**Task objective**
Each entry here needs to be set down again exactly, please; pictures are left out.

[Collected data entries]
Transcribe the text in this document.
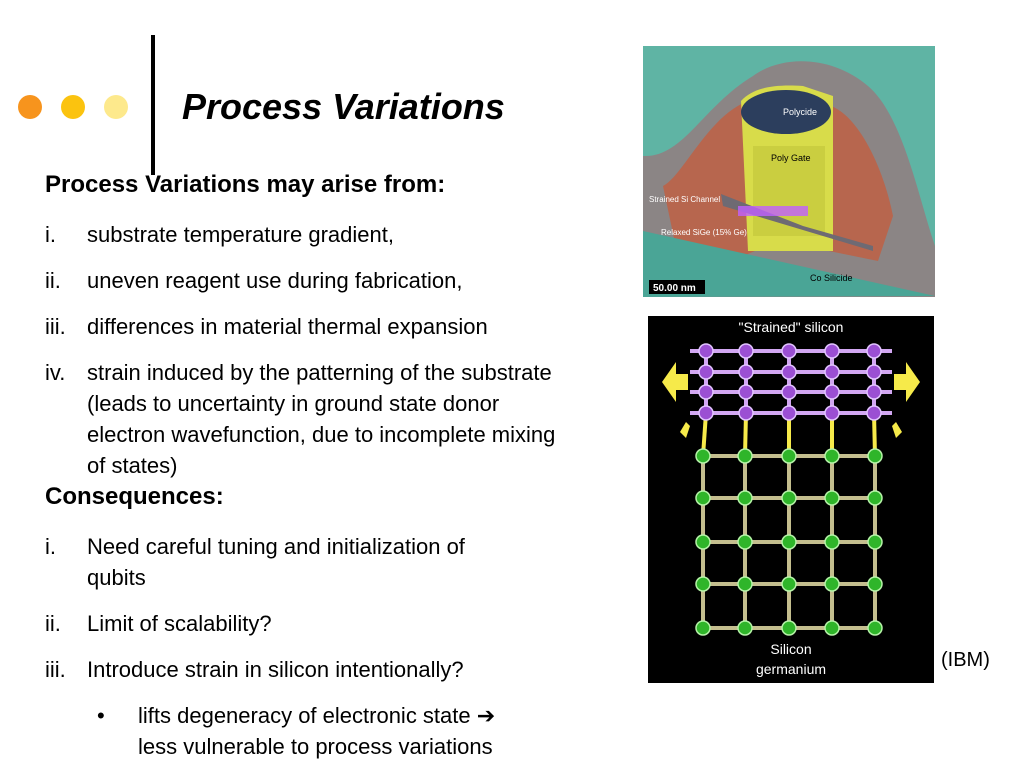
Process Variations
Process Variations may arise from:
i. substrate temperature gradient,
ii. uneven reagent use during fabrication,
iii. differences in material thermal expansion
iv. strain induced by the patterning of the substrate
(leads to uncertainty in ground state donor
electron wavefunction, due to incomplete mixing
of states)
Consequences:
i. Need careful tuning and initialization of
qubits
ii. Limit of scalability?
iii. Introduce strain in silicon intentionally?
• lifts degeneracy of electronic state ➔
less vulnerable to process variations
Polycide
Poly Gate
Strained Si Channel
Relaxed SiGe (15% Ge)
Co Silicide
50.00 nm
"Strained" silicon
Silicon
germanium	(IBM)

**The answer**
Transcribe the text in this document.
Process Variations
Process Variations may arise from:
i. substrate temperature gradient,
ii. uneven reagent use during fabrication,
iii. differences in material thermal expansion
iv. strain induced by the patterning of the substrate
(leads to uncertainty in ground state donor
electron wavefunction, due to incomplete mixing
of states)
Consequences:
i. Need careful tuning and initialization of
qubits
ii. Limit of scalability?
iii. Introduce strain in silicon intentionally?
• lifts degeneracy of electronic state ➔
less vulnerable to process variations
Polycide
Poly Gate
Strained Si Channel
Relaxed SiGe (15% Ge)
Co Silicide
50.00 nm
"Strained" silicon
Silicon
germanium	(IBM)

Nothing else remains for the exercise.